**TASK INPUTS:**

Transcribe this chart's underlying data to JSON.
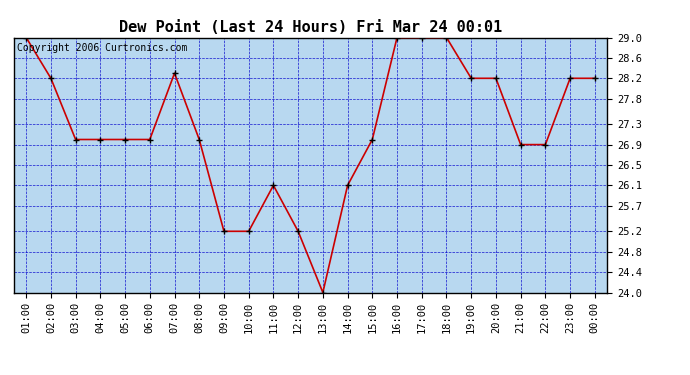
{
  "title": "Dew Point (Last 24 Hours) Fri Mar 24 00:01",
  "copyright": "Copyright 2006 Curtronics.com",
  "x_labels": [
    "01:00",
    "02:00",
    "03:00",
    "04:00",
    "05:00",
    "06:00",
    "07:00",
    "08:00",
    "09:00",
    "10:00",
    "11:00",
    "12:00",
    "13:00",
    "14:00",
    "15:00",
    "16:00",
    "17:00",
    "18:00",
    "19:00",
    "20:00",
    "21:00",
    "22:00",
    "23:00",
    "00:00"
  ],
  "y_values": [
    29.0,
    28.2,
    27.0,
    27.0,
    27.0,
    27.0,
    28.3,
    27.0,
    25.2,
    25.2,
    26.1,
    25.2,
    24.0,
    26.1,
    27.0,
    29.0,
    29.0,
    29.0,
    28.2,
    28.2,
    26.9,
    26.9,
    28.2,
    28.2
  ],
  "y_min": 24.0,
  "y_max": 29.0,
  "y_ticks": [
    24.0,
    24.4,
    24.8,
    25.2,
    25.7,
    26.1,
    26.5,
    26.9,
    27.3,
    27.8,
    28.2,
    28.6,
    29.0
  ],
  "line_color": "#cc0000",
  "marker_color": "#000000",
  "bg_color": "#b8d8f0",
  "grid_color": "#0000cc",
  "border_color": "#000000",
  "fig_bg_color": "#ffffff",
  "title_color": "#000000",
  "copyright_color": "#000000",
  "title_fontsize": 11,
  "tick_fontsize": 7.5,
  "copyright_fontsize": 7
}
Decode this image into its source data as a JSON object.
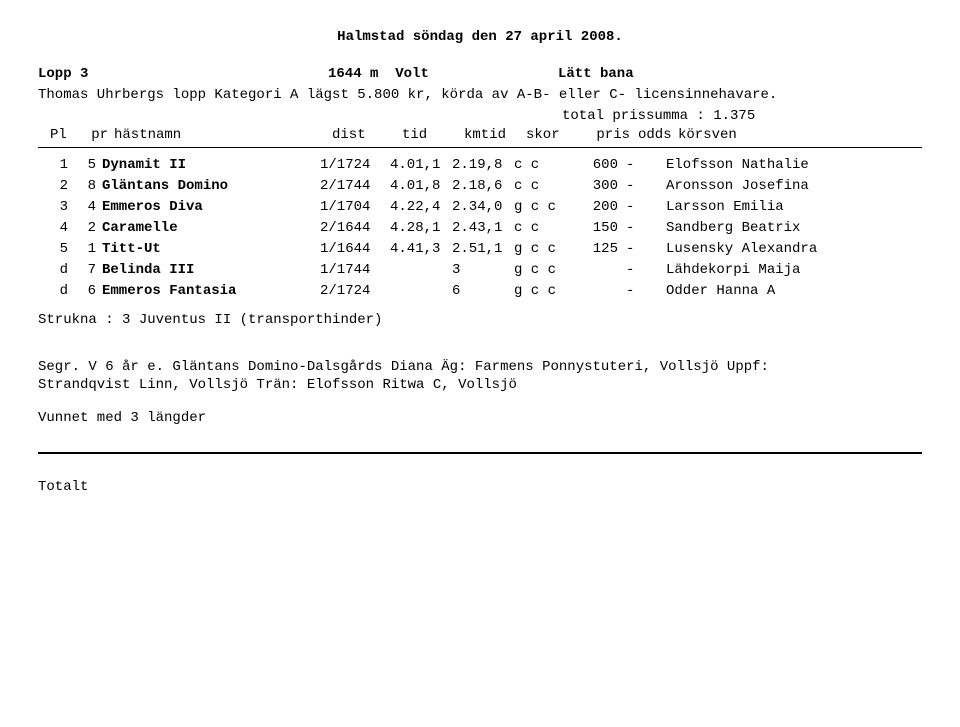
{
  "title": "Halmstad  söndag den 27 april 2008.",
  "race": {
    "lopp_label": "Lopp 3",
    "distance": "1644 m",
    "start": "Volt",
    "track": "Lätt bana",
    "subtitle": "Thomas Uhrbergs lopp Kategori A lägst 5.800 kr, körda av A-B- eller C- licensinnehavare.",
    "total_prissumma": "total prissumma : 1.375"
  },
  "headers": {
    "pl": "Pl",
    "pr": "pr",
    "hastnamn": "hästnamn",
    "dist": "dist",
    "tid": "tid",
    "kmtid": "kmtid",
    "skor": "skor",
    "pris": "pris",
    "odds": "odds",
    "korsven": "körsven"
  },
  "rows": [
    {
      "pl": "1",
      "pr": "5",
      "name": "Dynamit II",
      "dist": "1/1724",
      "tid": "4.01,1",
      "kmtid": "2.19,8",
      "skor": "c c",
      "pris": "600",
      "odds": "-",
      "driver": "Elofsson Nathalie"
    },
    {
      "pl": "2",
      "pr": "8",
      "name": "Gläntans Domino",
      "dist": "2/1744",
      "tid": "4.01,8",
      "kmtid": "2.18,6",
      "skor": "c c",
      "pris": "300",
      "odds": "-",
      "driver": "Aronsson Josefina"
    },
    {
      "pl": "3",
      "pr": "4",
      "name": "Emmeros Diva",
      "dist": "1/1704",
      "tid": "4.22,4",
      "kmtid": "2.34,0",
      "skor": "g c c",
      "pris": "200",
      "odds": "-",
      "driver": "Larsson Emilia"
    },
    {
      "pl": "4",
      "pr": "2",
      "name": "Caramelle",
      "dist": "2/1644",
      "tid": "4.28,1",
      "kmtid": "2.43,1",
      "skor": "c c",
      "pris": "150",
      "odds": "-",
      "driver": "Sandberg Beatrix"
    },
    {
      "pl": "5",
      "pr": "1",
      "name": "Titt-Ut",
      "dist": "1/1644",
      "tid": "4.41,3",
      "kmtid": "2.51,1",
      "skor": "g c c",
      "pris": "125",
      "odds": "-",
      "driver": "Lusensky Alexandra"
    },
    {
      "pl": "d",
      "pr": "7",
      "name": "Belinda III",
      "dist": "1/1744",
      "tid": "",
      "kmtid": "3",
      "skor": "g c c",
      "pris": "",
      "odds": "-",
      "driver": "Lähdekorpi Maija"
    },
    {
      "pl": "d",
      "pr": "6",
      "name": "Emmeros Fantasia",
      "dist": "2/1724",
      "tid": "",
      "kmtid": "6",
      "skor": "g c c",
      "pris": "",
      "odds": "-",
      "driver": "Odder Hanna A"
    }
  ],
  "strukna": "Strukna : 3 Juventus II (transporthinder)",
  "footer": {
    "line1": "Segr. V 6 år e. Gläntans Domino-Dalsgårds Diana Äg: Farmens Ponnystuteri, Vollsjö Uppf:",
    "line2": "Strandqvist Linn, Vollsjö Trän: Elofsson Ritwa C, Vollsjö",
    "line3": "Vunnet med 3 längder"
  },
  "totalt": "Totalt"
}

**SHORT PROBLEM:** Check each line above for the string "name" and show the ones that have it.

**RESPONSE TO THE TASK:**
      "name": "Dynamit II",
      "name": "Gläntans Domino",
      "name": "Emmeros Diva",
      "name": "Caramelle",
      "name": "Titt-Ut",
      "name": "Belinda III",
      "name": "Emmeros Fantasia",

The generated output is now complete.